# Problem statement:
Below are records; count the lines in them that hold "page" and give only the count.

# Source records:
◇ ◇ ◇ ◇ ◇ ◇ ◇
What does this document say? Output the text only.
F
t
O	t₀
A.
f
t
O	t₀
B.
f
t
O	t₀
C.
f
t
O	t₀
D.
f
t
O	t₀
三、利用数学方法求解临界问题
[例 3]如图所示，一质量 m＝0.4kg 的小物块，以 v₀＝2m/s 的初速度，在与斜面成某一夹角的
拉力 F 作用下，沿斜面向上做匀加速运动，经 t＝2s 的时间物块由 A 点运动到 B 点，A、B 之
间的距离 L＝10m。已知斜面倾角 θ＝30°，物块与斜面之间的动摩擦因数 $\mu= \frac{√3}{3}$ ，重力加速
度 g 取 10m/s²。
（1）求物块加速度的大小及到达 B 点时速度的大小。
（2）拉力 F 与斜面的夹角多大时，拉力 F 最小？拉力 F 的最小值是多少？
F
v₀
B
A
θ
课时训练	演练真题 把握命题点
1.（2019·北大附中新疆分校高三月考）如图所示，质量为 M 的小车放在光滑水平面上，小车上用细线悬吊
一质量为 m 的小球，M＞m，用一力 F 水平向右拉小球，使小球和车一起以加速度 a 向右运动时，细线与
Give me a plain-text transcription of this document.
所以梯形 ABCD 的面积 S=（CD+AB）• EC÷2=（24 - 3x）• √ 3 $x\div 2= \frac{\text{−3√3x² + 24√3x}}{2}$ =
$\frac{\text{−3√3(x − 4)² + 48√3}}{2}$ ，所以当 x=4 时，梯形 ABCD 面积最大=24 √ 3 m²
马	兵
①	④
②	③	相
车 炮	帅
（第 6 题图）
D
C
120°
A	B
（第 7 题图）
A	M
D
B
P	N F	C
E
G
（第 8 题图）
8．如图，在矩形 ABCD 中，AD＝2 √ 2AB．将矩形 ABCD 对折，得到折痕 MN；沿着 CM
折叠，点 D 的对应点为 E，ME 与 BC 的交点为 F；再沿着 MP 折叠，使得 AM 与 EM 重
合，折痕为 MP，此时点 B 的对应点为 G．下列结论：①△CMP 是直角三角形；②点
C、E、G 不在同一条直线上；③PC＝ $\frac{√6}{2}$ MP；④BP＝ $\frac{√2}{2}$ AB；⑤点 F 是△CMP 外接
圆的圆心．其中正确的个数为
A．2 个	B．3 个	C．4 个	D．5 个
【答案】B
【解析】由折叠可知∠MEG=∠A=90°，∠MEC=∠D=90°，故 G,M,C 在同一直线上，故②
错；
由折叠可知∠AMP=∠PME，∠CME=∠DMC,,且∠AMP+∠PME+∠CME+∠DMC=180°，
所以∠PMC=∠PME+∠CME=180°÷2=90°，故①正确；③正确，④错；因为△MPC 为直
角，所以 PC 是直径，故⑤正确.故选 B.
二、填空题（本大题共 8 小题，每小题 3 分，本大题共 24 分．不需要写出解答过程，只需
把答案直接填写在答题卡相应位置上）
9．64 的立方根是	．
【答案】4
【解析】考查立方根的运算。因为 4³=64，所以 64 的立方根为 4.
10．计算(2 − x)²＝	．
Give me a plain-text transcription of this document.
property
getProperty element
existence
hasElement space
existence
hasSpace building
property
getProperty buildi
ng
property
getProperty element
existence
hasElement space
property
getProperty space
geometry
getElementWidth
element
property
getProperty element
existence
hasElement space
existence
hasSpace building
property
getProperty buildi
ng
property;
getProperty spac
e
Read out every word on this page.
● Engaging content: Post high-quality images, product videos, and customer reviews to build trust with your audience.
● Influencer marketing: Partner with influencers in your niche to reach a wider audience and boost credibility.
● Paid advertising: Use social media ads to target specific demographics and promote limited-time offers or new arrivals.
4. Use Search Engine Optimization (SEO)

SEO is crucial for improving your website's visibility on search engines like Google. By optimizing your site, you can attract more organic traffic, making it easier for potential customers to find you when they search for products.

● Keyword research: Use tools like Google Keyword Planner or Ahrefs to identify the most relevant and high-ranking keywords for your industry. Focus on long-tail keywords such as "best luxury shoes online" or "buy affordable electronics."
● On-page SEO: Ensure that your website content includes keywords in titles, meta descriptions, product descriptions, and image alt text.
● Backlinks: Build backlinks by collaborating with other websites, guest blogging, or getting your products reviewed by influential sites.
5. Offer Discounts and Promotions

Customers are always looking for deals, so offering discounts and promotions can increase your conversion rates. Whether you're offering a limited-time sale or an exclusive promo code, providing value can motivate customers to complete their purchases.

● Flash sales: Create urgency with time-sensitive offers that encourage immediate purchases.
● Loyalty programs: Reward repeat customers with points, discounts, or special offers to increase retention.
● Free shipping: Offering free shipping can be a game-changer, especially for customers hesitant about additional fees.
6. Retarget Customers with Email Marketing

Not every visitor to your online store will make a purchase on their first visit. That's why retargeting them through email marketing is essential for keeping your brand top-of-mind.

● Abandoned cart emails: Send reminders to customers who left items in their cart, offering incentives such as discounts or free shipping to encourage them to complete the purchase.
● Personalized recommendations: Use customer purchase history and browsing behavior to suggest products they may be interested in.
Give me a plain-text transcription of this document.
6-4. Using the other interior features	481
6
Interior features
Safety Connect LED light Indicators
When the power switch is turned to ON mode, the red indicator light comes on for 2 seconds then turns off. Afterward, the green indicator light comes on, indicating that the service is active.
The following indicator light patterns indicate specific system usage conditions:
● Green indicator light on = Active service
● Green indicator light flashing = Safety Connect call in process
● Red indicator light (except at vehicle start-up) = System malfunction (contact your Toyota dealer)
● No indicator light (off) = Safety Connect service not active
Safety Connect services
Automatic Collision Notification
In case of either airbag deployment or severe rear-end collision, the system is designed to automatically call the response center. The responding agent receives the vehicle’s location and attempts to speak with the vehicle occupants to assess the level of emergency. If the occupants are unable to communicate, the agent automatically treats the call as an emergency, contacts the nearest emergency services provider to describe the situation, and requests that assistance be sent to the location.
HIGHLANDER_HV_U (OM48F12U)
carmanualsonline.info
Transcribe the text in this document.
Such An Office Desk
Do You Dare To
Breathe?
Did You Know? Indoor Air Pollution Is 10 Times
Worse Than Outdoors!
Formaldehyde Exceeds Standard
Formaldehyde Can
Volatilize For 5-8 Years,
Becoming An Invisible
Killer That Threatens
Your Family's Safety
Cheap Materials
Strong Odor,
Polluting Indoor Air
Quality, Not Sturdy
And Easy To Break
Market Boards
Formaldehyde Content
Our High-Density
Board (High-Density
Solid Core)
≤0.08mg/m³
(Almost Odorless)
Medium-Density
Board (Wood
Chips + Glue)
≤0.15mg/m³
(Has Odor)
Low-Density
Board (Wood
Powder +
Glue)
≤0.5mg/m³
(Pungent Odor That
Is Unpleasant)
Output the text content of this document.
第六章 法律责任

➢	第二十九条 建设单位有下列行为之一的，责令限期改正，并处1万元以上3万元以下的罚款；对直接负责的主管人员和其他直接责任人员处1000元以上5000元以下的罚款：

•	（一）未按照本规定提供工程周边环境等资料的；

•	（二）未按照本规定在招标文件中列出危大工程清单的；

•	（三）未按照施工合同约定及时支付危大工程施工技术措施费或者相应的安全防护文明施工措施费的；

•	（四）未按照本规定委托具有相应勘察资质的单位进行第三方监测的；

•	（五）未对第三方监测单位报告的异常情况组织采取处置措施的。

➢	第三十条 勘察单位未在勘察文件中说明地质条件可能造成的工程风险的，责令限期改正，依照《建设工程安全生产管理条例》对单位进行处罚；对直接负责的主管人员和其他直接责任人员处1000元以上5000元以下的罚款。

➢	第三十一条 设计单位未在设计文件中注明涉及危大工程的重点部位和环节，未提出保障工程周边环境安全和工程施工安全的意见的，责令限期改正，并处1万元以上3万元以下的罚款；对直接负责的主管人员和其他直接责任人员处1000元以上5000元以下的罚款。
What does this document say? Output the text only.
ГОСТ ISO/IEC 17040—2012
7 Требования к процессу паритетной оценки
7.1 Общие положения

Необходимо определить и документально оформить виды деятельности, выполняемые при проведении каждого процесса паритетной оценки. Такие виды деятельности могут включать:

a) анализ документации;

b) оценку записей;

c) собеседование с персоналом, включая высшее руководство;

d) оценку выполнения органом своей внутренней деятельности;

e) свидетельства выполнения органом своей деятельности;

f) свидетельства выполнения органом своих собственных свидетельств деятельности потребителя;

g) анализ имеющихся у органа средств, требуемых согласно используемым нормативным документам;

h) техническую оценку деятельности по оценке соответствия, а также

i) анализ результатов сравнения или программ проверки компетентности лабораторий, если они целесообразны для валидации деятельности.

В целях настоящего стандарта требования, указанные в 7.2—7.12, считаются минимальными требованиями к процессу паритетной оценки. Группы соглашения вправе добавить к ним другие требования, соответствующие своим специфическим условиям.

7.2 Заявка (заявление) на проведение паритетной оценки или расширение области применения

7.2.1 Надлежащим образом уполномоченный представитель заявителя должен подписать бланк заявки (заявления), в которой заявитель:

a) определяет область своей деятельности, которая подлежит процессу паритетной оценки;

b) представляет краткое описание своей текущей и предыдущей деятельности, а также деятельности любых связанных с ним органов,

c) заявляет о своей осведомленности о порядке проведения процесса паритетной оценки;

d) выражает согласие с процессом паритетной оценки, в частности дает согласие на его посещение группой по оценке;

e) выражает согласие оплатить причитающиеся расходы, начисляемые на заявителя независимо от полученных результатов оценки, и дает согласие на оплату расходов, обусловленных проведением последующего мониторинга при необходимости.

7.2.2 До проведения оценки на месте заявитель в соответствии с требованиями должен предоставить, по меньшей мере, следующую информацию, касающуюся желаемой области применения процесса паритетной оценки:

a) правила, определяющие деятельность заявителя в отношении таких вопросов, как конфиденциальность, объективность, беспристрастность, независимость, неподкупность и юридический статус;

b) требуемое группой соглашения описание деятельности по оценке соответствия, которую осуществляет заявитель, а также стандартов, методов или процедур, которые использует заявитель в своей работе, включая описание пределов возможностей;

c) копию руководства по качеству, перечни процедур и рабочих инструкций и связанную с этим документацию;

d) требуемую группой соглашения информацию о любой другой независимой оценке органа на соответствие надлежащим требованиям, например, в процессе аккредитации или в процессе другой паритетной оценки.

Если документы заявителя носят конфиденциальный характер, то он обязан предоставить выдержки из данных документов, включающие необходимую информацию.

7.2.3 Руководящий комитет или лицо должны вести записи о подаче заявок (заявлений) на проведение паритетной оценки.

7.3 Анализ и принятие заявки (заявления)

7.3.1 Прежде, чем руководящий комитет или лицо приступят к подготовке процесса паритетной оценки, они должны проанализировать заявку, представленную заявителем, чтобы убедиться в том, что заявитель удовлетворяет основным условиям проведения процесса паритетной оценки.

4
◇ ◇ ◇ ◇ ◇ ◇ ◇
# Answer to the problem:
2